本文抜粋:

+++++

「コミュニケーションバリアフリープロジェクト」の存在

 実際にアクセシブルコードを読み取ってみると、スマートフォンから流れ出る音声はゆっくりと聴き取りやすく、商品に封入されている「使用上の注意(説明文書)」のすべての文言がそれぞれの言語で翻訳されたものになっている。前開きのパッケージといい、ピクトグラムといい、「リニューアル」の一言で片づけるのが惜しいほど、多くの手間がかかっていることがうかがい知れる。

+++++

提示データ:
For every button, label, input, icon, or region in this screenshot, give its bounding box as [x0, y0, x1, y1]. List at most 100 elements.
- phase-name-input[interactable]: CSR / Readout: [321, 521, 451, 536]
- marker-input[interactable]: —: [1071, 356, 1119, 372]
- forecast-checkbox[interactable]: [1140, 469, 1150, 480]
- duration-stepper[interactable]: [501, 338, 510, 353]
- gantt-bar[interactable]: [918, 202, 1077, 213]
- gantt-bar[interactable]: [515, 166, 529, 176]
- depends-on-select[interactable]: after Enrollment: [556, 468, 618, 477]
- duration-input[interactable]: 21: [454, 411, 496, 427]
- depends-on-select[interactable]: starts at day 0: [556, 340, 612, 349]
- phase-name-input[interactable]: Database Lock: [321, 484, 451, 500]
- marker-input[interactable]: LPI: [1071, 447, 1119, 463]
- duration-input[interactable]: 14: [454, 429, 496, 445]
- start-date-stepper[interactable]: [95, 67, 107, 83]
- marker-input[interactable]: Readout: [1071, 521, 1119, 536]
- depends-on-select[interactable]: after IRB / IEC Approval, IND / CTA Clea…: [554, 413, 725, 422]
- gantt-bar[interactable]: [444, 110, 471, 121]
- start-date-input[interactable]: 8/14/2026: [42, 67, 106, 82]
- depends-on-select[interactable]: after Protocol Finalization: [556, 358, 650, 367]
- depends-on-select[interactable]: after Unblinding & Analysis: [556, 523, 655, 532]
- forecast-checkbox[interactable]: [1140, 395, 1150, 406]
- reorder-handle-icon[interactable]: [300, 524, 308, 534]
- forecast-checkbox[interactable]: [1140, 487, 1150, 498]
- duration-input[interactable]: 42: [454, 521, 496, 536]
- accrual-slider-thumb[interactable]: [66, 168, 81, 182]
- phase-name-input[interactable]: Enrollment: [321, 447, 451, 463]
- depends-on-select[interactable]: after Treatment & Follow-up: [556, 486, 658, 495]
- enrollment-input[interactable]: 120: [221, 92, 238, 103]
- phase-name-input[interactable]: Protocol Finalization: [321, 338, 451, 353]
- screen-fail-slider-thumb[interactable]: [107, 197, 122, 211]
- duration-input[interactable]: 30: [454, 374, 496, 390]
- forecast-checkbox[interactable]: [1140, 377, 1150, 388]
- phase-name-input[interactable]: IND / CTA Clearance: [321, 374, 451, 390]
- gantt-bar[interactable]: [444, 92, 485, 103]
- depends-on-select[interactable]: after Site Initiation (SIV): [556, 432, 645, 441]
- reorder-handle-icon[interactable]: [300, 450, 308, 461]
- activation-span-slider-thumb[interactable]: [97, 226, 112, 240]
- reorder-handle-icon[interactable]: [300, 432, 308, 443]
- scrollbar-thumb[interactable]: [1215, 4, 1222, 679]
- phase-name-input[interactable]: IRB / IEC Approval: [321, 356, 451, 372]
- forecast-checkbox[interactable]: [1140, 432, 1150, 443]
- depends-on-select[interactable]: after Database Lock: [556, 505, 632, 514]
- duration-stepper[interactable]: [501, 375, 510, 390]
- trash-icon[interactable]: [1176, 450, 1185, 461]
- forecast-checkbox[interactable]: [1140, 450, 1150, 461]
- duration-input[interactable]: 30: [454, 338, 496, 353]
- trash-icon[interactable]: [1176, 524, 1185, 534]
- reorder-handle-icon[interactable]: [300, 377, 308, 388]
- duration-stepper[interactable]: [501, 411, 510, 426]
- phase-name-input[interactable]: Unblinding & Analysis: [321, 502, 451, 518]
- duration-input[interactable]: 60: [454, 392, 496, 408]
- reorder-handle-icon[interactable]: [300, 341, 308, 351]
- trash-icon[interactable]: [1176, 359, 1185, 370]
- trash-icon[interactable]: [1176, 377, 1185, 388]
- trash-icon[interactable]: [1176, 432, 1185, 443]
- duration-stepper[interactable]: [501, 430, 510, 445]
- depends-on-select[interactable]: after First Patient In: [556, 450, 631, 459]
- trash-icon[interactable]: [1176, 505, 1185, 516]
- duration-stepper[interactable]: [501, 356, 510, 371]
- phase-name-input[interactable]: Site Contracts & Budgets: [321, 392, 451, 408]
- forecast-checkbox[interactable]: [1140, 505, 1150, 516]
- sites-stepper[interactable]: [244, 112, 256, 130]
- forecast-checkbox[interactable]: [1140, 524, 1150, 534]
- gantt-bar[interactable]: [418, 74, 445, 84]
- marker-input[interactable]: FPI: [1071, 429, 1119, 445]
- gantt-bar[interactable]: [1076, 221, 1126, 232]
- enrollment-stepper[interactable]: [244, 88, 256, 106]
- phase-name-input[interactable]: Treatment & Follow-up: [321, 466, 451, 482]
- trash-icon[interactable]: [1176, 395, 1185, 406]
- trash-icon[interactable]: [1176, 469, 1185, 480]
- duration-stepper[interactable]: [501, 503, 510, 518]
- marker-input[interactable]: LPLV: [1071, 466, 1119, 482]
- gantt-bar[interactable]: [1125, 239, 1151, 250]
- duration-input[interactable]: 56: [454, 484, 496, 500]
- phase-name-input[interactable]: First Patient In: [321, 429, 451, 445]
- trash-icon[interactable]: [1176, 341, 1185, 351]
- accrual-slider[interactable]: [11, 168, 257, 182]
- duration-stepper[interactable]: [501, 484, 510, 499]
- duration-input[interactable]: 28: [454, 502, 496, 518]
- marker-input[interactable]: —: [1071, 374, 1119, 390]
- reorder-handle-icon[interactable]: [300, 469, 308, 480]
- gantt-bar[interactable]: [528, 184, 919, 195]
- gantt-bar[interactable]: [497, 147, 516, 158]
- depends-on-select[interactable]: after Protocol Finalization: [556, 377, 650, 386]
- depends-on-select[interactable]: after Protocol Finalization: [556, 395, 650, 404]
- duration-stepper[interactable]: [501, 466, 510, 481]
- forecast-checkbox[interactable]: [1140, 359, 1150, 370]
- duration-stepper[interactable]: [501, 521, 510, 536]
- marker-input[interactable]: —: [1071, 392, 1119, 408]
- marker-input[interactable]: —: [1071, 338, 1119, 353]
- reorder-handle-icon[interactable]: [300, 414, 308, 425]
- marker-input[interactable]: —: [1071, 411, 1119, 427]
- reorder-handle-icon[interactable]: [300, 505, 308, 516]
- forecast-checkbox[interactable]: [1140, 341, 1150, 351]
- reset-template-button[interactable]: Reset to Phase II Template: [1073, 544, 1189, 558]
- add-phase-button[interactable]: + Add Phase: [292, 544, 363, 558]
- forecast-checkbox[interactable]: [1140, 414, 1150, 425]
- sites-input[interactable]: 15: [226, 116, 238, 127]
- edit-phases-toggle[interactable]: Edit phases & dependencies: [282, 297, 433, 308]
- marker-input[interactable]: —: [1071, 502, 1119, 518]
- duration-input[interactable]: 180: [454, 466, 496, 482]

+++++

学習活動: 上の本文抜粋を、見出しも含めて一字一句変えずにすべて書き写しなさい。

解答欄:
「コミュニケーションバリアフリープロジェクト」の存在

 実際にアクセシブルコードを読み取ってみると、スマートフォンから流れ出る音声はゆっくりと聴き取りやすく、商品に封入されている「使用上の注意(説明文書)」のすべての文言がそれぞれの言語で翻訳されたものになっている。前開きのパッケージといい、ピクトグラムといい、「リニューアル」の一言で片づけるのが惜しいほど、多くの手間がかかっていることがうかがい知れる。